**DIRECTIONS FOR THIS TASK:** Output the data below without any changes, from its first line through the line that contains "- gear-icon[interactable]: [587, 24, 627, 64]", both included.

** start of EXERCISE INPUTS **

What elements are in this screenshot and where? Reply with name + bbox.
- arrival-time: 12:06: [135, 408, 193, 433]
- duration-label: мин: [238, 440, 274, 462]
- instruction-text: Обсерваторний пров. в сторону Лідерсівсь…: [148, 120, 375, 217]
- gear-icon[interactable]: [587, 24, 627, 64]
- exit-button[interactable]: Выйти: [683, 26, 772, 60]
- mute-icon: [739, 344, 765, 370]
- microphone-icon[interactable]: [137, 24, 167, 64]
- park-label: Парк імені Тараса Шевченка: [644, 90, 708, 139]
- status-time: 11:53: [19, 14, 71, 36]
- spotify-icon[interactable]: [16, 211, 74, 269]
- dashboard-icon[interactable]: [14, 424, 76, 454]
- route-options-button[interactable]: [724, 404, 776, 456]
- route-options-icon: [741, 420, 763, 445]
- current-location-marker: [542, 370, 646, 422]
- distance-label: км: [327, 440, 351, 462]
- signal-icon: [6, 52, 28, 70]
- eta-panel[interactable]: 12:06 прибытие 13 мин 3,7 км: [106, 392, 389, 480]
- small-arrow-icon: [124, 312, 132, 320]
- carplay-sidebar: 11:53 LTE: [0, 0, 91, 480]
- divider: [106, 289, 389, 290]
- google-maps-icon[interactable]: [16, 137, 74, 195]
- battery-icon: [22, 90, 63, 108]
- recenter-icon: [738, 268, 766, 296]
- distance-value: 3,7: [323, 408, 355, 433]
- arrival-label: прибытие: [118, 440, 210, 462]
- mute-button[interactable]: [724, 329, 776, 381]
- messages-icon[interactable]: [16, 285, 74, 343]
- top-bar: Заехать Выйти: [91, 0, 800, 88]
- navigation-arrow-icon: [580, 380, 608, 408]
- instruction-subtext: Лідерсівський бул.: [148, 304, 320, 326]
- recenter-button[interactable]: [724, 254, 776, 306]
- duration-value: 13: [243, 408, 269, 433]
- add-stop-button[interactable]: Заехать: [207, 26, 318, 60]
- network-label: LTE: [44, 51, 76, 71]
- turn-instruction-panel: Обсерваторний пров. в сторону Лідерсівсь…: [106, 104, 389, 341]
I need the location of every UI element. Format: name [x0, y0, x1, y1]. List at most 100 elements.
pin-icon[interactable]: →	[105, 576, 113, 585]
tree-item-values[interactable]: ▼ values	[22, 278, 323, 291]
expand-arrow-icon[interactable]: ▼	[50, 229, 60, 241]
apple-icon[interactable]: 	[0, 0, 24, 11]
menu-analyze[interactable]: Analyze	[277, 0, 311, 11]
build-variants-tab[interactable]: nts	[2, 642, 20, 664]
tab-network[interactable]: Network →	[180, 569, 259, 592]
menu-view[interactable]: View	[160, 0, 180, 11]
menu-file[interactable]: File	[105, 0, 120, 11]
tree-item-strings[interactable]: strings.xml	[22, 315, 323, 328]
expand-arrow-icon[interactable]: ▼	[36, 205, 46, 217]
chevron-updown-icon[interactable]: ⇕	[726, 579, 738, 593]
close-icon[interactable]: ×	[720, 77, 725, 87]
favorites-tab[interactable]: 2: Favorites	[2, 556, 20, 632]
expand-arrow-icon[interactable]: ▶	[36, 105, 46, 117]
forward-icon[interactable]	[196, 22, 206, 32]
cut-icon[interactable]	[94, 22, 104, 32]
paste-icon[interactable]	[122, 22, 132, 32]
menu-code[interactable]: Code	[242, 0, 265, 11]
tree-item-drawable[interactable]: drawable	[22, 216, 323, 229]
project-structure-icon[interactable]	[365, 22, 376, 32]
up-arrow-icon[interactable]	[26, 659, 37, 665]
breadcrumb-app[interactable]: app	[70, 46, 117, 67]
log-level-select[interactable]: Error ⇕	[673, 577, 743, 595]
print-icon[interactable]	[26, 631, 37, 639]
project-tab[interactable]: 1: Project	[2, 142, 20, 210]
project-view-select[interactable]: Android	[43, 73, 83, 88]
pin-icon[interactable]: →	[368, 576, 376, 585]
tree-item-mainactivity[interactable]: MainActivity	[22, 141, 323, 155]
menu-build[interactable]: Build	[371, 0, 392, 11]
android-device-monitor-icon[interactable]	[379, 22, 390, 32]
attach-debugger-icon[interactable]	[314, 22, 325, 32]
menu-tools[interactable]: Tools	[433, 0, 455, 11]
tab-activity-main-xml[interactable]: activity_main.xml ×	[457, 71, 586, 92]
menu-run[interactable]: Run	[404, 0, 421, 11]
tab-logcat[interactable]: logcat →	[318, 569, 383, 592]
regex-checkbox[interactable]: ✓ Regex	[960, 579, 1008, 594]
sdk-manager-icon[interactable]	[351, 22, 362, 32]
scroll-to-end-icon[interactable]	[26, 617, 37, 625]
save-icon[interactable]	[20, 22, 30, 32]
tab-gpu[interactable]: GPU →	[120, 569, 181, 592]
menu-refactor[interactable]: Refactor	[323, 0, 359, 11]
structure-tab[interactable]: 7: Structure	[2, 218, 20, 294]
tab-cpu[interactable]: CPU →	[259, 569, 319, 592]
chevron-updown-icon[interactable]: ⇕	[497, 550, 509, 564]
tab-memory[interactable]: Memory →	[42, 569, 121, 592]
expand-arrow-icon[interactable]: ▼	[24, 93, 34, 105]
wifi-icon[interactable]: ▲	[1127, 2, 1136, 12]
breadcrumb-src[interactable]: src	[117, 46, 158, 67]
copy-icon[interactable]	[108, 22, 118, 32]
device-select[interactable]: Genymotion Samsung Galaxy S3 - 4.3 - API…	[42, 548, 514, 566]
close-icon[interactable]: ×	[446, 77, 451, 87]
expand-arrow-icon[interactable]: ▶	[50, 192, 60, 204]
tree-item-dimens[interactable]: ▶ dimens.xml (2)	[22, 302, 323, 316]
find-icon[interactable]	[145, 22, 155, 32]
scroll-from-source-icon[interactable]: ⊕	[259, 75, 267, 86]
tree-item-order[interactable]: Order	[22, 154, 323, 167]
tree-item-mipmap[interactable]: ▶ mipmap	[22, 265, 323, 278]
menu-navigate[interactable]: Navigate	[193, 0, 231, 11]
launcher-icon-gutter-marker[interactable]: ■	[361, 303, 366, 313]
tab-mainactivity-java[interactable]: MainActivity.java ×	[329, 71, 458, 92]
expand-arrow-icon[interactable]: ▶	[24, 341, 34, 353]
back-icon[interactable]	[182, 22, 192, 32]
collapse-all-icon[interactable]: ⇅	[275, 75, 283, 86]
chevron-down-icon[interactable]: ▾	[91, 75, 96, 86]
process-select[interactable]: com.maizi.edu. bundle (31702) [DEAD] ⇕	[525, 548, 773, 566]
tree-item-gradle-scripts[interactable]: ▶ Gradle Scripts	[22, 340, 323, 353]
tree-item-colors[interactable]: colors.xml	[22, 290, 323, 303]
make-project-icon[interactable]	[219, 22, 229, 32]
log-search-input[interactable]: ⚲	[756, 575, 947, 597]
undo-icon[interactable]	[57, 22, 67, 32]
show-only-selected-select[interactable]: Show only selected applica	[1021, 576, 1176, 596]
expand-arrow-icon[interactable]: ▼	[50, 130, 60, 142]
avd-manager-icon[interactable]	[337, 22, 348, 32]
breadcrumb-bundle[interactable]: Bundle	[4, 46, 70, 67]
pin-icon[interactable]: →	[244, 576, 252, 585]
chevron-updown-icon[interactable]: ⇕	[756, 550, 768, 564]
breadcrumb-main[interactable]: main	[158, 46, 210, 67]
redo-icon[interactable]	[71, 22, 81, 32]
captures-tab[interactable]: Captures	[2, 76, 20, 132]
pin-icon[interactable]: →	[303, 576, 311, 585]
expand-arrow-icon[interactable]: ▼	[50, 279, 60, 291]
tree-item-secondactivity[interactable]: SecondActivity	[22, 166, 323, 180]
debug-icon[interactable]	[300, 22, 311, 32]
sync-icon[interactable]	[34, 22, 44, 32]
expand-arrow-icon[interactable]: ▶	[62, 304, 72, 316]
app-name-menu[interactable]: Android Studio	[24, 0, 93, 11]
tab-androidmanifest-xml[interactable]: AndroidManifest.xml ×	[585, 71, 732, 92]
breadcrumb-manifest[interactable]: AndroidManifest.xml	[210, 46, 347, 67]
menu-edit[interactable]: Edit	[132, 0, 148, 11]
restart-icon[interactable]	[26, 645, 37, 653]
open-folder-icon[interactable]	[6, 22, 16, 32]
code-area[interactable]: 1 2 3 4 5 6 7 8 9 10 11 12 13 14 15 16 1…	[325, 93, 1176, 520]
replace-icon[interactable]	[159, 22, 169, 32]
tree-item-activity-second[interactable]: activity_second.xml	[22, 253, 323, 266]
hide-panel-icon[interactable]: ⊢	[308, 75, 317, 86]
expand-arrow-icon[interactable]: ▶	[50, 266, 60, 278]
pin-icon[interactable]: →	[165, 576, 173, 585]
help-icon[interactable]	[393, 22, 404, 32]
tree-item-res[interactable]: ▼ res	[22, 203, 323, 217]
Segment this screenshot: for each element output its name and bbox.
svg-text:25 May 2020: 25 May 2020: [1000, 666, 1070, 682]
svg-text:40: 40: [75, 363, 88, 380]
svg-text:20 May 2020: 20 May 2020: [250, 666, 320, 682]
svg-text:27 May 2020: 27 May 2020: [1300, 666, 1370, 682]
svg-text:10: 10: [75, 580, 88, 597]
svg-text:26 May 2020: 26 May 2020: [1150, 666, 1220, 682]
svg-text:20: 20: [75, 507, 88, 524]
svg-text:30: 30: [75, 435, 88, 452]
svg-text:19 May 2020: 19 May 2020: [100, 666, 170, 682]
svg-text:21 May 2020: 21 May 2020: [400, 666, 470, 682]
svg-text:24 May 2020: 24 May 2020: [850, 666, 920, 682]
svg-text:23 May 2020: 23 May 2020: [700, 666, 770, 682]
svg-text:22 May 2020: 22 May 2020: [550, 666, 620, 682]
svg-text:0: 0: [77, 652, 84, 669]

** end of EXERCISE INPUTS **

**ANSWER TO THIS PROBLEM:**
What elements are in this screenshot and where? Reply with name + bbox.
- arrival-time: 12:06: [135, 408, 193, 433]
- duration-label: мин: [238, 440, 274, 462]
- instruction-text: Обсерваторний пров. в сторону Лідерсівсь…: [148, 120, 375, 217]
- gear-icon[interactable]: [587, 24, 627, 64]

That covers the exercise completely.